> _Goal_
Write out the data below in full. Keep it exact.

> _Records shown_
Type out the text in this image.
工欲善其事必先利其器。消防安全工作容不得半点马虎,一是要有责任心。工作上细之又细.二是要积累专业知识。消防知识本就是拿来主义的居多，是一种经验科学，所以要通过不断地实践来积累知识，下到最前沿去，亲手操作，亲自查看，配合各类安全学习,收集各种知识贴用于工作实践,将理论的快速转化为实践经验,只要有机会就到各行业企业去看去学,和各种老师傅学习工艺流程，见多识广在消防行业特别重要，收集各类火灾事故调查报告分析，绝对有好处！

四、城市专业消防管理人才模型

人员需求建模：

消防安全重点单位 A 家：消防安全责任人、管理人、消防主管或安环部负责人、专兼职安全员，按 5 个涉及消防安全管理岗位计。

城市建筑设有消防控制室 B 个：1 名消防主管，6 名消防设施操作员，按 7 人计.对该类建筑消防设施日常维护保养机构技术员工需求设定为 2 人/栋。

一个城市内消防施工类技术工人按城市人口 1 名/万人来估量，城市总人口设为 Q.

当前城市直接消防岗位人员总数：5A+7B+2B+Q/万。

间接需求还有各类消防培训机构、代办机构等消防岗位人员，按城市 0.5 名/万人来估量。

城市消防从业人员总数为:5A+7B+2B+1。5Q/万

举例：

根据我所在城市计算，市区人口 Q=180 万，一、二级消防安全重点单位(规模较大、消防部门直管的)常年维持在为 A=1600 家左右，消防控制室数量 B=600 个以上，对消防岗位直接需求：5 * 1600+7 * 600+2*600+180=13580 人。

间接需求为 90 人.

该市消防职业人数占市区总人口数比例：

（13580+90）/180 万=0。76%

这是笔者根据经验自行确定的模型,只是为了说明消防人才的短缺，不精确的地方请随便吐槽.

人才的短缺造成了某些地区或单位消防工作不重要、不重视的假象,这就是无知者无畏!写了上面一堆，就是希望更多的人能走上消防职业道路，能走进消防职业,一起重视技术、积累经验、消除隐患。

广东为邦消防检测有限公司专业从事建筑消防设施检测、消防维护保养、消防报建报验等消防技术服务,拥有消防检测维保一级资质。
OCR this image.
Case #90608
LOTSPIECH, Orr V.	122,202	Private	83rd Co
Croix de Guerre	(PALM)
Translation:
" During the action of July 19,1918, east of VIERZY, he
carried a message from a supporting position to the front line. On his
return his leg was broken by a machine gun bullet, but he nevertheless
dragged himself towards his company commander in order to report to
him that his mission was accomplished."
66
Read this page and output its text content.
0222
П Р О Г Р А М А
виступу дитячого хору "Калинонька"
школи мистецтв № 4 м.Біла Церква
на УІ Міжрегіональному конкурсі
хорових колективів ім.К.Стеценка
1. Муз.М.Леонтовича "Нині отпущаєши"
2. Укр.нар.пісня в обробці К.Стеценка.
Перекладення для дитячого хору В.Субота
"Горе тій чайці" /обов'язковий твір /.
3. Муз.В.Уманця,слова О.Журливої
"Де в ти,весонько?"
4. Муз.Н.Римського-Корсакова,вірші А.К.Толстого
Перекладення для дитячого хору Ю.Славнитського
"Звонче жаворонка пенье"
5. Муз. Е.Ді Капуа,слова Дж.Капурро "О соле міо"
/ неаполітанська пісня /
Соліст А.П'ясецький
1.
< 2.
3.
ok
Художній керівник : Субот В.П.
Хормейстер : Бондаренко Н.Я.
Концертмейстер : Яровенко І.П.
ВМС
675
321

> _Response_
Type out the text in this image.
工欲善其事必先利其器。消防安全工作容不得半点马虎,一是要有责任心。工作上细之又细.二是要积累专业知识。消防知识本就是拿来主义的居多，是一种经验科学，所以要通过不断地实践来积累知识，下到最前沿去，亲手操作，亲自查看，配合各类安全学习,收集各种知识贴用于工作实践,将理论的快速转化为实践经验,只要有机会就到各行业企业去看去学,和各种老师傅学习工艺流程，见多识广在消防行业特别重要，收集各类火灾事故调查报告分析，绝对有好处！

四、城市专业消防管理人才模型

人员需求建模：

消防安全重点单位 A 家：消防安全责任人、管理人、消防主管或安环部负责人、专兼职安全员，按 5 个涉及消防安全管理岗位计。

城市建筑设有消防控制室 B 个：1 名消防主管，6 名消防设施操作员，按 7 人计.对该类建筑消防设施日常维护保养机构技术员工需求设定为 2 人/栋。

一个城市内消防施工类技术工人按城市人口 1 名/万人来估量，城市总人口设为 Q.

当前城市直接消防岗位人员总数：5A+7B+2B+Q/万。

间接需求还有各类消防培训机构、代办机构等消防岗位人员，按城市 0.5 名/万人来估量。

城市消防从业人员总数为:5A+7B+2B+1。5Q/万

举例：

根据我所在城市计算，市区人口 Q=180 万，一、二级消防安全重点单位(规模较大、消防部门直管的)常年维持在为 A=1600 家左右，消防控制室数量 B=600 个以上，对消防岗位直接需求：5 * 1600+7 * 600+2*600+180=13580 人。

间接需求为 90 人.

该市消防职业人数占市区总人口数比例：

（13580+90）/180 万=0。76%

这是笔者根据经验自行确定的模型,只是为了说明消防人才的短缺，不精确的地方请随便吐槽.

人才的短缺造成了某些地区或单位消防工作不重要、不重视的假象,这就是无知者无畏!写了上面一堆，就是希望更多的人能走上消防职业道路，能走进消防职业,一起重视技术、积累经验、消除隐患。

广东为邦消防检测有限公司专业从事建筑消防设施检测、消防维护保养、消防报建报验等消防技术服务,拥有消防检测维保一级资质。
OCR this image.
Case #90608
LOTSPIECH, Orr V.	122,202	Private	83rd Co
Croix de Guerre	(PALM)
Translation:
" During the action of July 19,1918, east of VIERZY, he
carried a message from a supporting position to the front line. On his
return his leg was broken by a machine gun bullet, but he nevertheless
dragged himself towards his company commander in order to report to
him that his mission was accomplished."
66
Read this page and output its text content.
0222
П Р О Г Р А М А
виступу дитячого хору "Калинонька"
школи мистецтв № 4 м.Біла Церква
на УІ Міжрегіональному конкурсі
хорових колективів ім.К.Стеценка
1. Муз.М.Леонтовича "Нині отпущаєши"
2. Укр.нар.пісня в обробці К.Стеценка.
Перекладення для дитячого хору В.Субота
"Горе тій чайці" /обов'язковий твір /.
3. Муз.В.Уманця,слова О.Журливої
"Де в ти,весонько?"
4. Муз.Н.Римського-Корсакова,вірші А.К.Толстого
Перекладення для дитячого хору Ю.Славнитського
"Звонче жаворонка пенье"
5. Муз. Е.Ді Капуа,слова Дж.Капурро "О соле міо"
/ неаполітанська пісня /
Соліст А.П'ясецький
1.
< 2.
3.
ok
Художній керівник : Субот В.П.
Хормейстер : Бондаренко Н.Я.
Концертмейстер : Яровенко І.П.
ВМС
675
321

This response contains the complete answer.